### DATA LINES:
────────

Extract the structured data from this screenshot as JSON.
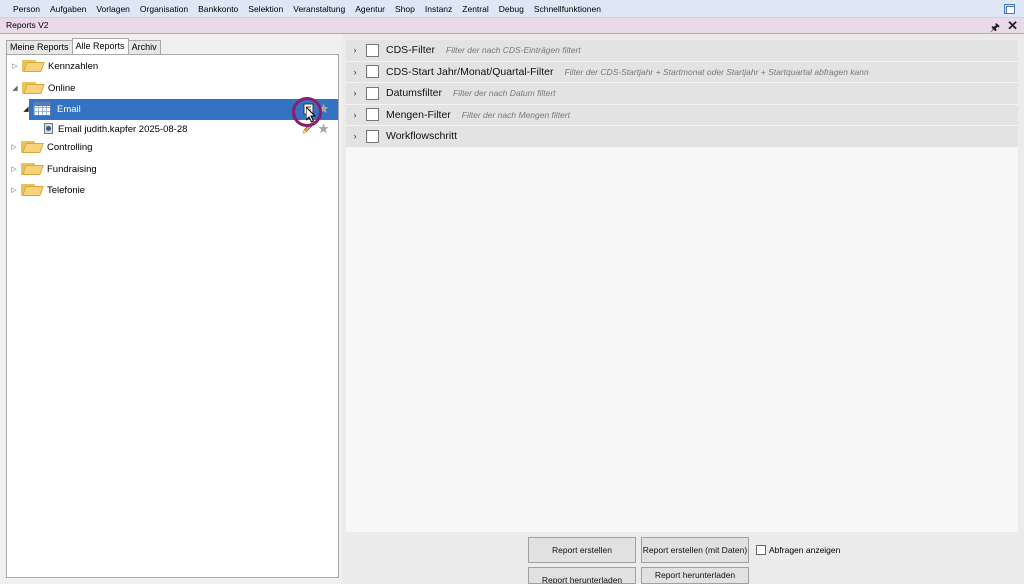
{
  "menu": {
    "items": [
      "Person",
      "Aufgaben",
      "Vorlagen",
      "Organisation",
      "Bankkonto",
      "Selektion",
      "Veranstaltung",
      "Agentur",
      "Shop",
      "Instanz",
      "Zentral",
      "Debug",
      "Schnellfunktionen"
    ],
    "app_icon": "window-icon"
  },
  "window": {
    "title": "Reports V2",
    "pin_icon": "pin-icon",
    "close_icon": "close-icon"
  },
  "tabs": [
    {
      "label": "Meine Reports",
      "active": false
    },
    {
      "label": "Alle Reports",
      "active": true
    },
    {
      "label": "Archiv",
      "active": false
    }
  ],
  "tree": {
    "nodes": [
      {
        "label": "Kennzahlen",
        "icon": "folder-icon",
        "expanded": false
      },
      {
        "label": "Online",
        "icon": "folder-icon",
        "expanded": true
      },
      {
        "label": "Email",
        "icon": "table-icon",
        "expanded": true,
        "selected": true
      },
      {
        "label": "Email judith.kapfer 2025-08-28",
        "icon": "report-user-icon"
      },
      {
        "label": "Controlling",
        "icon": "folder-icon",
        "expanded": false
      },
      {
        "label": "Fundraising",
        "icon": "folder-icon",
        "expanded": false
      },
      {
        "label": "Telefonie",
        "icon": "folder-icon",
        "expanded": false
      }
    ],
    "row_icons": [
      "edit-icon",
      "star-icon"
    ]
  },
  "filters": [
    {
      "name": "CDS-Filter",
      "desc": "Filter der nach CDS-Einträgen filtert",
      "checked": false
    },
    {
      "name": "CDS-Start Jahr/Monat/Quartal-Filter",
      "desc": "Filter der CDS-Startjahr + Startmonat oder Startjahr + Startquartal abfragen kann",
      "checked": false
    },
    {
      "name": "Datumsfilter",
      "desc": "Filter der nach Datum filtert",
      "checked": false
    },
    {
      "name": "Mengen-Filter",
      "desc": "Filter der nach Mengen filtert",
      "checked": false
    },
    {
      "name": "Workflowschritt",
      "desc": "",
      "checked": false
    }
  ],
  "buttons": {
    "create": "Report erstellen",
    "create_with_data": "Report erstellen (mit Daten)",
    "show_queries": "Abfragen anzeigen",
    "download": "Report herunterladen",
    "download_with_data": "Report herunterladen\nmit Daten"
  },
  "colors": {
    "selection": "#3472c4",
    "menubar": "#dde7f5",
    "titlebar": "#e9d9e9",
    "cursor_ring": "#8a1d6e"
  }
}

────────

### EXERCISE OBJECTIVE:
Pick out each line containing "filtert" and report it.

### THE RESULT:
      "desc": "Filter der nach CDS-Einträgen filtert",
      "desc": "Filter der nach Datum filtert",
      "desc": "Filter der nach Mengen filtert",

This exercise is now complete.